#### [Given entries]
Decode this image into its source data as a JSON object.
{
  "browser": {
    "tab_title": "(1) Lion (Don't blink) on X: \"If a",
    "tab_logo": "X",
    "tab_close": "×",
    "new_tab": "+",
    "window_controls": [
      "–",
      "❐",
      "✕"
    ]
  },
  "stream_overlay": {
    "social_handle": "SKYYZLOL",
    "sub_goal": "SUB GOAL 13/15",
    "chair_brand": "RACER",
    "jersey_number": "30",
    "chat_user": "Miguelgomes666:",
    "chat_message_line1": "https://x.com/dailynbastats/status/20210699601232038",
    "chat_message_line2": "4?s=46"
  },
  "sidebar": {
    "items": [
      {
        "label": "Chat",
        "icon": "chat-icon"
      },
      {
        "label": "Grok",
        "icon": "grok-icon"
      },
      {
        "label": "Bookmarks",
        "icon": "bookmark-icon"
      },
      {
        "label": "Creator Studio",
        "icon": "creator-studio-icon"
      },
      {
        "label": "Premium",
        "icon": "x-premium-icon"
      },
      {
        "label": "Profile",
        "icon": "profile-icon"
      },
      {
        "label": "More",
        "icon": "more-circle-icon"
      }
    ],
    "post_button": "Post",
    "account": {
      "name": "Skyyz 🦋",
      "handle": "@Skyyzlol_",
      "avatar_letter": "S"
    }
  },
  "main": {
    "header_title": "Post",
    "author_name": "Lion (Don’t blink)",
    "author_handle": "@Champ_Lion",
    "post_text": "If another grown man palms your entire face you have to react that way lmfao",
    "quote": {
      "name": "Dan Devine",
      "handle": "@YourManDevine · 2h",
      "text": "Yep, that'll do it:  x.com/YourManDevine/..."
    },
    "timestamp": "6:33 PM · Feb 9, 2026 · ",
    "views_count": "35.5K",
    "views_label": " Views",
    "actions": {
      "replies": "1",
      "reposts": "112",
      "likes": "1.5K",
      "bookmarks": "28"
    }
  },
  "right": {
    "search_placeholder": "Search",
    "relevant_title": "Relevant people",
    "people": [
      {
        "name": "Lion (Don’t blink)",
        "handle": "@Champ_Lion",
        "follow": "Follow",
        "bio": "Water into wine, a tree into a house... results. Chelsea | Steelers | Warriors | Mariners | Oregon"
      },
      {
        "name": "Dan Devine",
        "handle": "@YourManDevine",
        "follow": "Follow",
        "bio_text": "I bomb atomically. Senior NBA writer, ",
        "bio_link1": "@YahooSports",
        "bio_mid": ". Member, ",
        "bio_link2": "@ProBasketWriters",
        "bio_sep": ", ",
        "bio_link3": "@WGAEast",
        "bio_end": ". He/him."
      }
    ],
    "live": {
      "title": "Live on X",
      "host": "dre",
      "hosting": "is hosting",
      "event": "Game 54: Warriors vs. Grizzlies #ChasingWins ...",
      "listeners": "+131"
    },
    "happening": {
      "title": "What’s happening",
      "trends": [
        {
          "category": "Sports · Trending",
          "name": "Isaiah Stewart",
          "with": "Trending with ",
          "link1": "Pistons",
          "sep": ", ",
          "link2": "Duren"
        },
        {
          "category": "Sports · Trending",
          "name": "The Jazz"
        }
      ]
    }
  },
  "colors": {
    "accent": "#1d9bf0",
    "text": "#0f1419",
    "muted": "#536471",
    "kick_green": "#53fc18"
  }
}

#### [What to work on]
Recopy the whole listing exactly.

#### [Result of the exercise]
Decode this image into its source data as a JSON object.
{
  "browser": {
    "tab_title": "(1) Lion (Don't blink) on X: \"If a",
    "tab_logo": "X",
    "tab_close": "×",
    "new_tab": "+",
    "window_controls": [
      "–",
      "❐",
      "✕"
    ]
  },
  "stream_overlay": {
    "social_handle": "SKYYZLOL",
    "sub_goal": "SUB GOAL 13/15",
    "chair_brand": "RACER",
    "jersey_number": "30",
    "chat_user": "Miguelgomes666:",
    "chat_message_line1": "https://x.com/dailynbastats/status/20210699601232038",
    "chat_message_line2": "4?s=46"
  },
  "sidebar": {
    "items": [
      {
        "label": "Chat",
        "icon": "chat-icon"
      },
      {
        "label": "Grok",
        "icon": "grok-icon"
      },
      {
        "label": "Bookmarks",
        "icon": "bookmark-icon"
      },
      {
        "label": "Creator Studio",
        "icon": "creator-studio-icon"
      },
      {
        "label": "Premium",
        "icon": "x-premium-icon"
      },
      {
        "label": "Profile",
        "icon": "profile-icon"
      },
      {
        "label": "More",
        "icon": "more-circle-icon"
      }
    ],
    "post_button": "Post",
    "account": {
      "name": "Skyyz 🦋",
      "handle": "@Skyyzlol_",
      "avatar_letter": "S"
    }
  },
  "main": {
    "header_title": "Post",
    "author_name": "Lion (Don’t blink)",
    "author_handle": "@Champ_Lion",
    "post_text": "If another grown man palms your entire face you have to react that way lmfao",
    "quote": {
      "name": "Dan Devine",
      "handle": "@YourManDevine · 2h",
      "text": "Yep, that'll do it:  x.com/YourManDevine/..."
    },
    "timestamp": "6:33 PM · Feb 9, 2026 · ",
    "views_count": "35.5K",
    "views_label": " Views",
    "actions": {
      "replies": "1",
      "reposts": "112",
      "likes": "1.5K",
      "bookmarks": "28"
    }
  },
  "right": {
    "search_placeholder": "Search",
    "relevant_title": "Relevant people",
    "people": [
      {
        "name": "Lion (Don’t blink)",
        "handle": "@Champ_Lion",
        "follow": "Follow",
        "bio": "Water into wine, a tree into a house... results. Chelsea | Steelers | Warriors | Mariners | Oregon"
      },
      {
        "name": "Dan Devine",
        "handle": "@YourManDevine",
        "follow": "Follow",
        "bio_text": "I bomb atomically. Senior NBA writer, ",
        "bio_link1": "@YahooSports",
        "bio_mid": ". Member, ",
        "bio_link2": "@ProBasketWriters",
        "bio_sep": ", ",
        "bio_link3": "@WGAEast",
        "bio_end": ". He/him."
      }
    ],
    "live": {
      "title": "Live on X",
      "host": "dre",
      "hosting": "is hosting",
      "event": "Game 54: Warriors vs. Grizzlies #ChasingWins ...",
      "listeners": "+131"
    },
    "happening": {
      "title": "What’s happening",
      "trends": [
        {
          "category": "Sports · Trending",
          "name": "Isaiah Stewart",
          "with": "Trending with ",
          "link1": "Pistons",
          "sep": ", ",
          "link2": "Duren"
        },
        {
          "category": "Sports · Trending",
          "name": "The Jazz"
        }
      ]
    }
  },
  "colors": {
    "accent": "#1d9bf0",
    "text": "#0f1419",
    "muted": "#536471",
    "kick_green": "#53fc18"
  }
}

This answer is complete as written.